STATED GOAL:
Reproduce each of the lines word for word.
BEGIN MATERIAL PROVIDED
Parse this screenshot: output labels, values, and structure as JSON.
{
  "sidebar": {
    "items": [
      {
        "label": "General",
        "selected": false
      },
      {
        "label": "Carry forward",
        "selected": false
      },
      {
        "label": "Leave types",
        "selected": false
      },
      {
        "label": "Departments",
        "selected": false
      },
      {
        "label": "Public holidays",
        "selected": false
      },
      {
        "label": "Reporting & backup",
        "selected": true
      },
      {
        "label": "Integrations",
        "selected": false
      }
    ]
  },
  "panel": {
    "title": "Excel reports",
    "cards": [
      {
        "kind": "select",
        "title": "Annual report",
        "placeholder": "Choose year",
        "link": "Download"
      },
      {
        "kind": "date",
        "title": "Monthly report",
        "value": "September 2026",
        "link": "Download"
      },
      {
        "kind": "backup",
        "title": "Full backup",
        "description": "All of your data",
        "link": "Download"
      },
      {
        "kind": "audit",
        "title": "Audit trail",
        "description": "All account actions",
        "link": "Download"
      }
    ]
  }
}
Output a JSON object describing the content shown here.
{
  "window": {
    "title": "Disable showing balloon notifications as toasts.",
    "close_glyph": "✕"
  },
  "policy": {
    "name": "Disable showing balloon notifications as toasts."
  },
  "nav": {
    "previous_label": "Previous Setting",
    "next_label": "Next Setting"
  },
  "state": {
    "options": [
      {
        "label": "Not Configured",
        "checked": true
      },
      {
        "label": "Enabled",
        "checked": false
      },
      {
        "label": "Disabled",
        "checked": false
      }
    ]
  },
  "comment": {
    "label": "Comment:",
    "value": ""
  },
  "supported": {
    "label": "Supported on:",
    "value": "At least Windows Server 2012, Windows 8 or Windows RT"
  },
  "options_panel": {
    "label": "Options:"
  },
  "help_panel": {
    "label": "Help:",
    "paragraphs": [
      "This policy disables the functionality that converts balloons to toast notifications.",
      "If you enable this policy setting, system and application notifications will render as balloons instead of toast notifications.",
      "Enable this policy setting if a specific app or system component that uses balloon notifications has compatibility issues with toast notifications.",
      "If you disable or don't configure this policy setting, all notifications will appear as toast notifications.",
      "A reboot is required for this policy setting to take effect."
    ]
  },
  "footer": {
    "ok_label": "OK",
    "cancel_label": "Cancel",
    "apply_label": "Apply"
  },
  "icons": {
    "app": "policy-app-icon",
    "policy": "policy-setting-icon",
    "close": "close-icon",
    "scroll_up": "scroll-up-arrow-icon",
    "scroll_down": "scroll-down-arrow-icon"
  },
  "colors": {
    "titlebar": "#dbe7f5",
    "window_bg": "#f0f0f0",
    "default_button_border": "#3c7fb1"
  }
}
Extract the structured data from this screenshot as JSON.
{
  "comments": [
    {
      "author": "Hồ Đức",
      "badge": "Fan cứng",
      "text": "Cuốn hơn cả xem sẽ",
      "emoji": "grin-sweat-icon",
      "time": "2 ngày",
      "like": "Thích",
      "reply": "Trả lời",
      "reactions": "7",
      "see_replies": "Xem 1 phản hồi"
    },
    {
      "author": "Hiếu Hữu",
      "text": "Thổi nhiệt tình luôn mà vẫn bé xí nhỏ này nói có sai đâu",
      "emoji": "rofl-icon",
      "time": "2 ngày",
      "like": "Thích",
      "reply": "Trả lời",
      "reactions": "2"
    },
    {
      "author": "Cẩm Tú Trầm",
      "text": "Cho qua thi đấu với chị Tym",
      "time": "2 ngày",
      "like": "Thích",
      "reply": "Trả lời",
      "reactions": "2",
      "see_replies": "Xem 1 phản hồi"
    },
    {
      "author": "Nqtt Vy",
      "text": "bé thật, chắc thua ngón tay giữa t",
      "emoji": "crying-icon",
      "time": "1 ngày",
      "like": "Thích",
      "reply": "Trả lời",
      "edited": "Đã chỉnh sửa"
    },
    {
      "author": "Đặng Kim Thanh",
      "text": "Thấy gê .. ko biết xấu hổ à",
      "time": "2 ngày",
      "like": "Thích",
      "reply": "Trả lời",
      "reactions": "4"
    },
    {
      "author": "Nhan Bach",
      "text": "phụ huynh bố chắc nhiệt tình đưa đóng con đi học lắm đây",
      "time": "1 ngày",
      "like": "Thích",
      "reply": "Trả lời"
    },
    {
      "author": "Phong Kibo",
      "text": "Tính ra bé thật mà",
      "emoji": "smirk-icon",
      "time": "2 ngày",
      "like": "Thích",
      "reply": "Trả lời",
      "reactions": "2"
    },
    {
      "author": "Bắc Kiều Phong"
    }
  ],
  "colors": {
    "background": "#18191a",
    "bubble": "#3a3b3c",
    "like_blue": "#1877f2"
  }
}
END MATERIAL PROVIDED
FULL RESPONSE:
Parse this screenshot: output labels, values, and structure as JSON.
{
  "sidebar": {
    "items": [
      {
        "label": "General",
        "selected": false
      },
      {
        "label": "Carry forward",
        "selected": false
      },
      {
        "label": "Leave types",
        "selected": false
      },
      {
        "label": "Departments",
        "selected": false
      },
      {
        "label": "Public holidays",
        "selected": false
      },
      {
        "label": "Reporting & backup",
        "selected": true
      },
      {
        "label": "Integrations",
        "selected": false
      }
    ]
  },
  "panel": {
    "title": "Excel reports",
    "cards": [
      {
        "kind": "select",
        "title": "Annual report",
        "placeholder": "Choose year",
        "link": "Download"
      },
      {
        "kind": "date",
        "title": "Monthly report",
        "value": "September 2026",
        "link": "Download"
      },
      {
        "kind": "backup",
        "title": "Full backup",
        "description": "All of your data",
        "link": "Download"
      },
      {
        "kind": "audit",
        "title": "Audit trail",
        "description": "All account actions",
        "link": "Download"
      }
    ]
  }
}
Output a JSON object describing the content shown here.
{
  "window": {
    "title": "Disable showing balloon notifications as toasts.",
    "close_glyph": "✕"
  },
  "policy": {
    "name": "Disable showing balloon notifications as toasts."
  },
  "nav": {
    "previous_label": "Previous Setting",
    "next_label": "Next Setting"
  },
  "state": {
    "options": [
      {
        "label": "Not Configured",
        "checked": true
      },
      {
        "label": "Enabled",
        "checked": false
      },
      {
        "label": "Disabled",
        "checked": false
      }
    ]
  },
  "comment": {
    "label": "Comment:",
    "value": ""
  },
  "supported": {
    "label": "Supported on:",
    "value": "At least Windows Server 2012, Windows 8 or Windows RT"
  },
  "options_panel": {
    "label": "Options:"
  },
  "help_panel": {
    "label": "Help:",
    "paragraphs": [
      "This policy disables the functionality that converts balloons to toast notifications.",
      "If you enable this policy setting, system and application notifications will render as balloons instead of toast notifications.",
      "Enable this policy setting if a specific app or system component that uses balloon notifications has compatibility issues with toast notifications.",
      "If you disable or don't configure this policy setting, all notifications will appear as toast notifications.",
      "A reboot is required for this policy setting to take effect."
    ]
  },
  "footer": {
    "ok_label": "OK",
    "cancel_label": "Cancel",
    "apply_label": "Apply"
  },
  "icons": {
    "app": "policy-app-icon",
    "policy": "policy-setting-icon",
    "close": "close-icon",
    "scroll_up": "scroll-up-arrow-icon",
    "scroll_down": "scroll-down-arrow-icon"
  },
  "colors": {
    "titlebar": "#dbe7f5",
    "window_bg": "#f0f0f0",
    "default_button_border": "#3c7fb1"
  }
}
Extract the structured data from this screenshot as JSON.
{
  "comments": [
    {
      "author": "Hồ Đức",
      "badge": "Fan cứng",
      "text": "Cuốn hơn cả xem sẽ",
      "emoji": "grin-sweat-icon",
      "time": "2 ngày",
      "like": "Thích",
      "reply": "Trả lời",
      "reactions": "7",
      "see_replies": "Xem 1 phản hồi"
    },
    {
      "author": "Hiếu Hữu",
      "text": "Thổi nhiệt tình luôn mà vẫn bé xí nhỏ này nói có sai đâu",
      "emoji": "rofl-icon",
      "time": "2 ngày",
      "like": "Thích",
      "reply": "Trả lời",
      "reactions": "2"
    },
    {
      "author": "Cẩm Tú Trầm",
      "text": "Cho qua thi đấu với chị Tym",
      "time": "2 ngày",
      "like": "Thích",
      "reply": "Trả lời",
      "reactions": "2",
      "see_replies": "Xem 1 phản hồi"
    },
    {
      "author": "Nqtt Vy",
      "text": "bé thật, chắc thua ngón tay giữa t",
      "emoji": "crying-icon",
      "time": "1 ngày",
      "like": "Thích",
      "reply": "Trả lời",
      "edited": "Đã chỉnh sửa"
    },
    {
      "author": "Đặng Kim Thanh",
      "text": "Thấy gê .. ko biết xấu hổ à",
      "time": "2 ngày",
      "like": "Thích",
      "reply": "Trả lời",
      "reactions": "4"
    },
    {
      "author": "Nhan Bach",
      "text": "phụ huynh bố chắc nhiệt tình đưa đóng con đi học lắm đây",
      "time": "1 ngày",
      "like": "Thích",
      "reply": "Trả lời"
    },
    {
      "author": "Phong Kibo",
      "text": "Tính ra bé thật mà",
      "emoji": "smirk-icon",
      "time": "2 ngày",
      "like": "Thích",
      "reply": "Trả lời",
      "reactions": "2"
    },
    {
      "author": "Bắc Kiều Phong"
    }
  ],
  "colors": {
    "background": "#18191a",
    "bubble": "#3a3b3c",
    "like_blue": "#1877f2"
  }
}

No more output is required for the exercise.